Aim. Every line below that contains "Management" is to be copied.

** begin **

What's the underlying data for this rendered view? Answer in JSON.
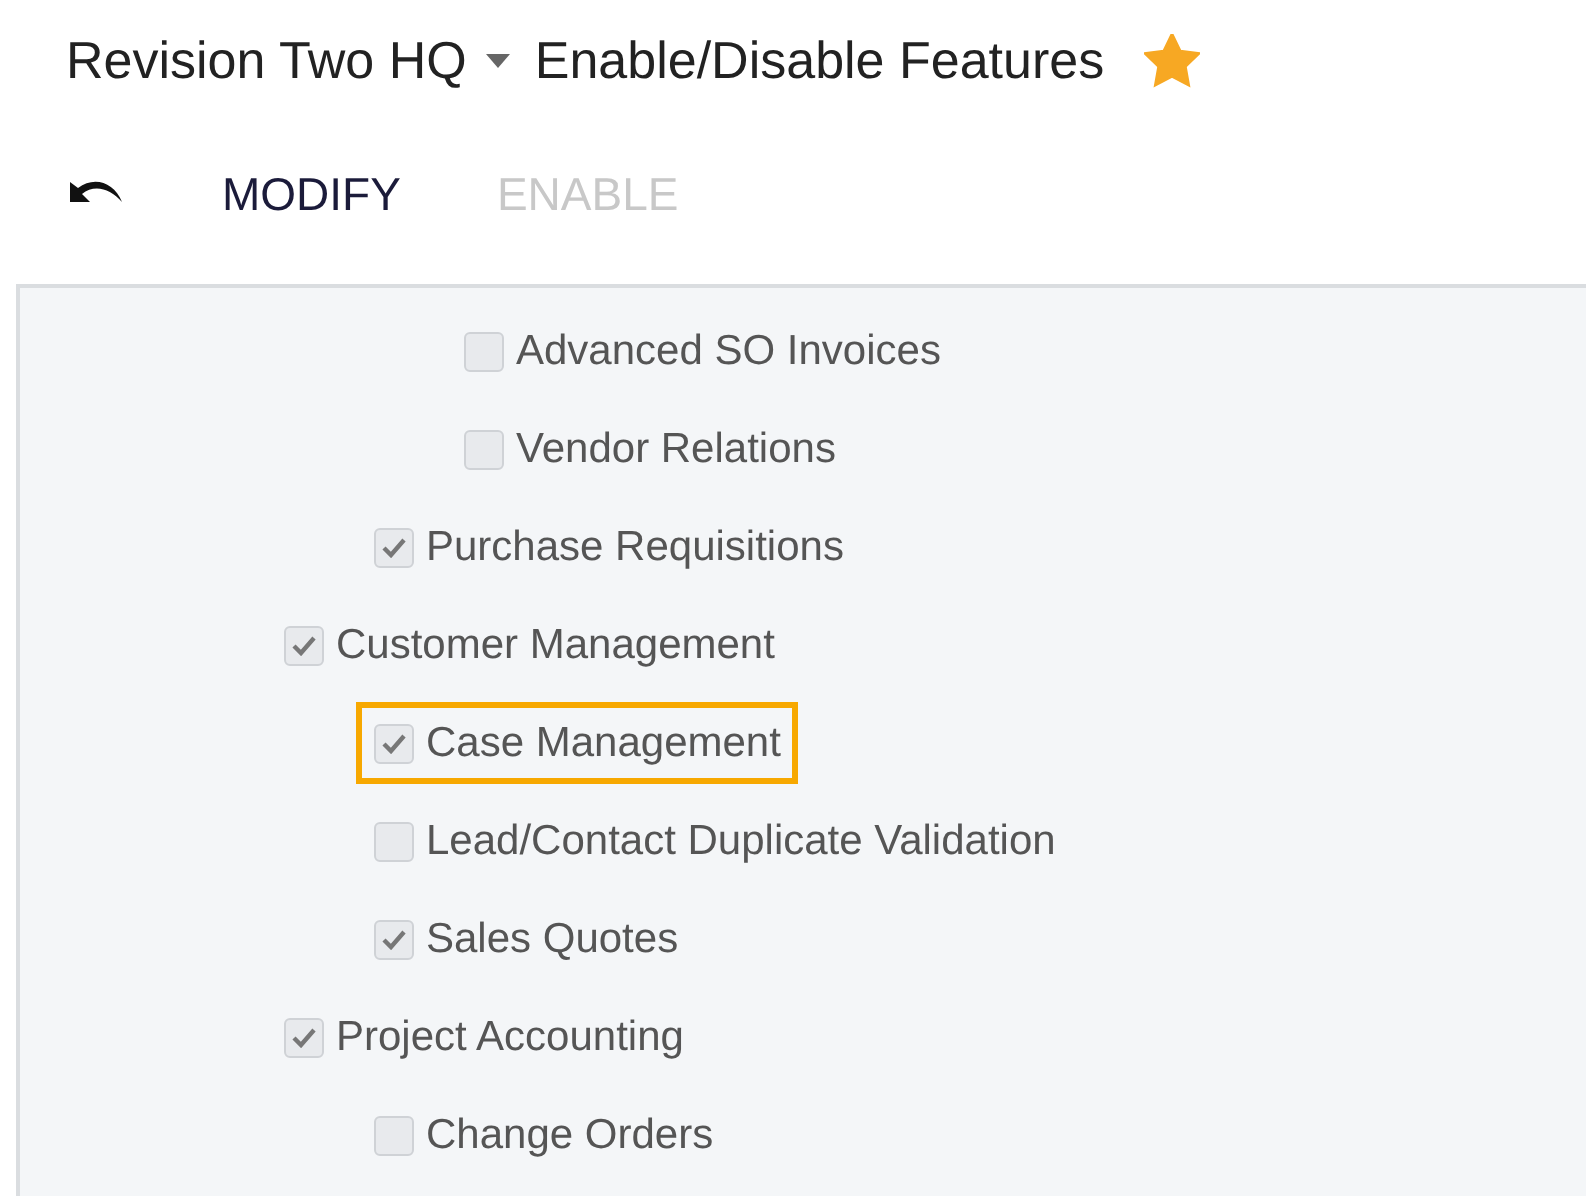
{
  "header": {
    "company": "Revision Two HQ",
    "title": "Enable/Disable Features",
    "favorite": true
  },
  "toolbar": {
    "buttons": [
      {
        "label": "MODIFY",
        "disabled": false
      },
      {
        "label": "ENABLE",
        "disabled": true
      }
    ]
  },
  "features": [
    {
      "children": [
        {
          "children": [
            {
              "label": "Advanced SO Invoices",
              "checked": false,
              "highlighted": false
            },
            {
              "label": "Vendor Relations",
              "checked": false,
              "highlighted": false
            }
          ]
        },
        {
          "label": "Purchase Requisitions",
          "checked": true,
          "highlighted": false
        }
      ]
    },
    {
      "label": "Customer Management",
      "checked": true,
      "highlighted": false,
      "children": [
        {
          "label": "Case Management",
          "checked": true,
          "highlighted": true
        },
        {
          "label": "Lead/Contact Duplicate Validation",
          "checked": false,
          "highlighted": false
        },
        {
          "label": "Sales Quotes",
          "checked": true,
          "highlighted": false
        }
      ]
    },
    {
      "label": "Project Accounting",
      "checked": true,
      "highlighted": false,
      "children": [
        {
          "label": "Change Orders",
          "checked": false,
          "highlighted": false
        }
      ]
    }
  ]
}
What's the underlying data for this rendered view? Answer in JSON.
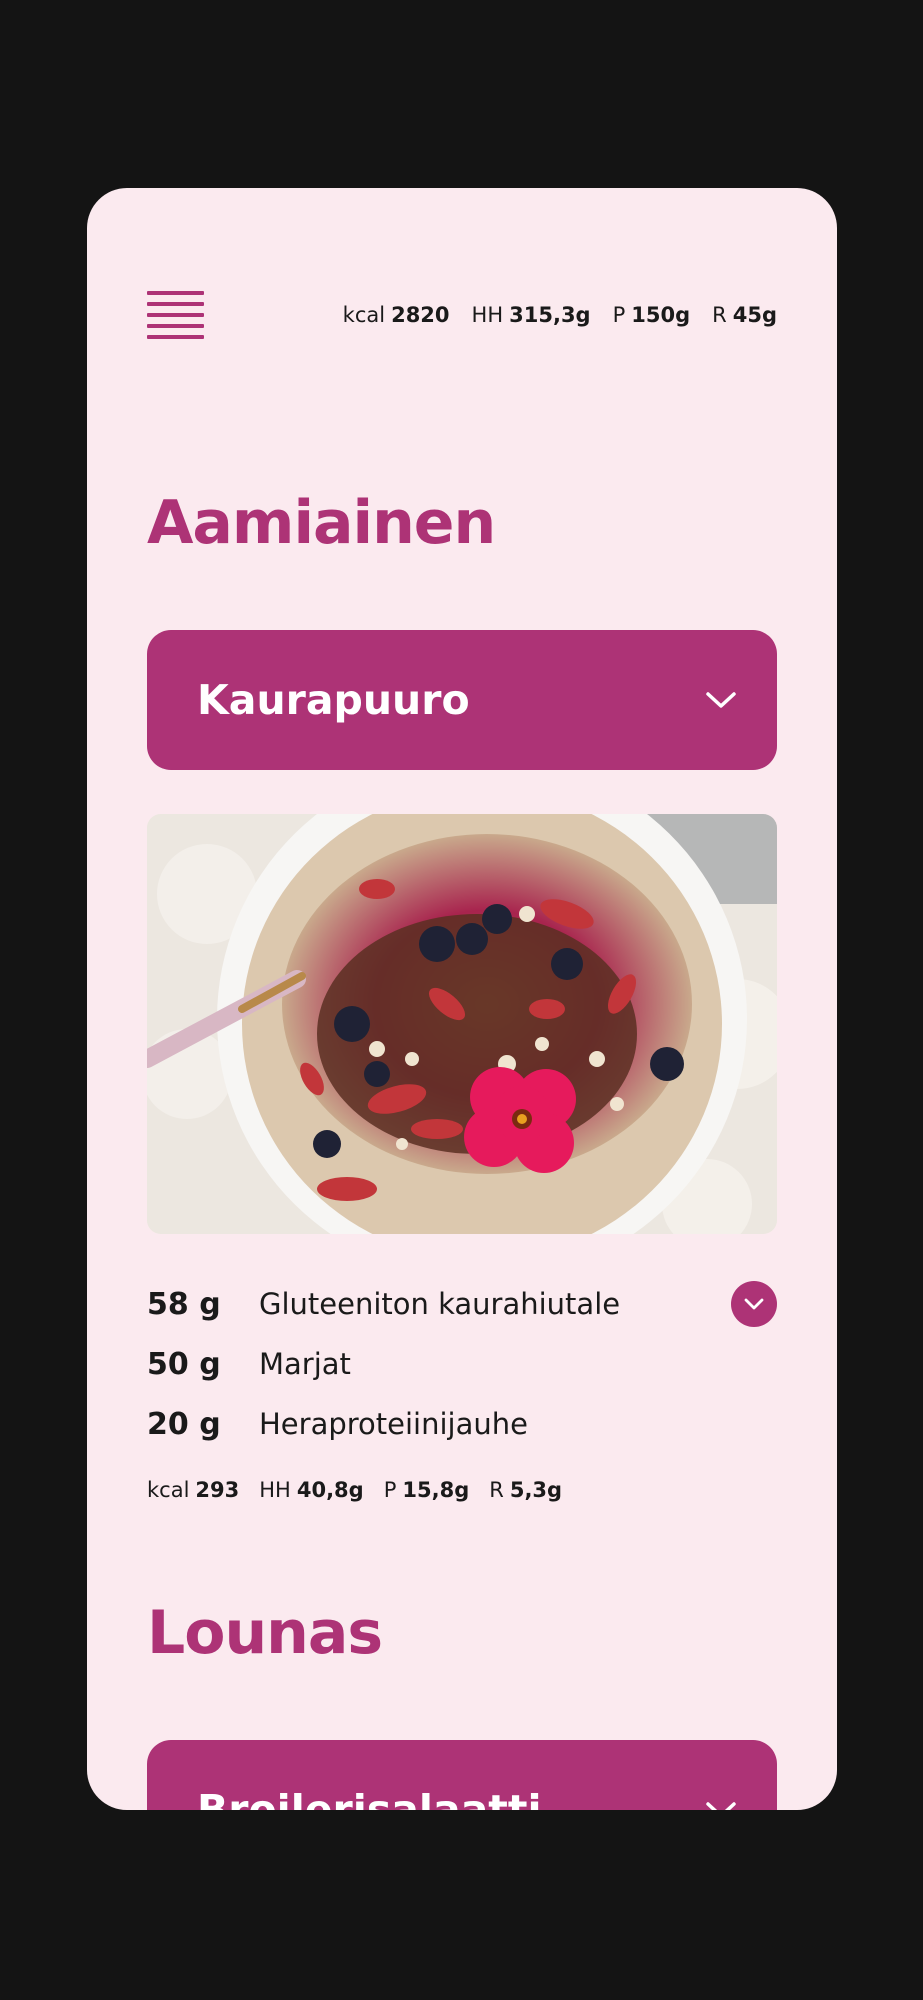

** end **

Written answer.
      "label": "Customer Management",
          "label": "Case Management",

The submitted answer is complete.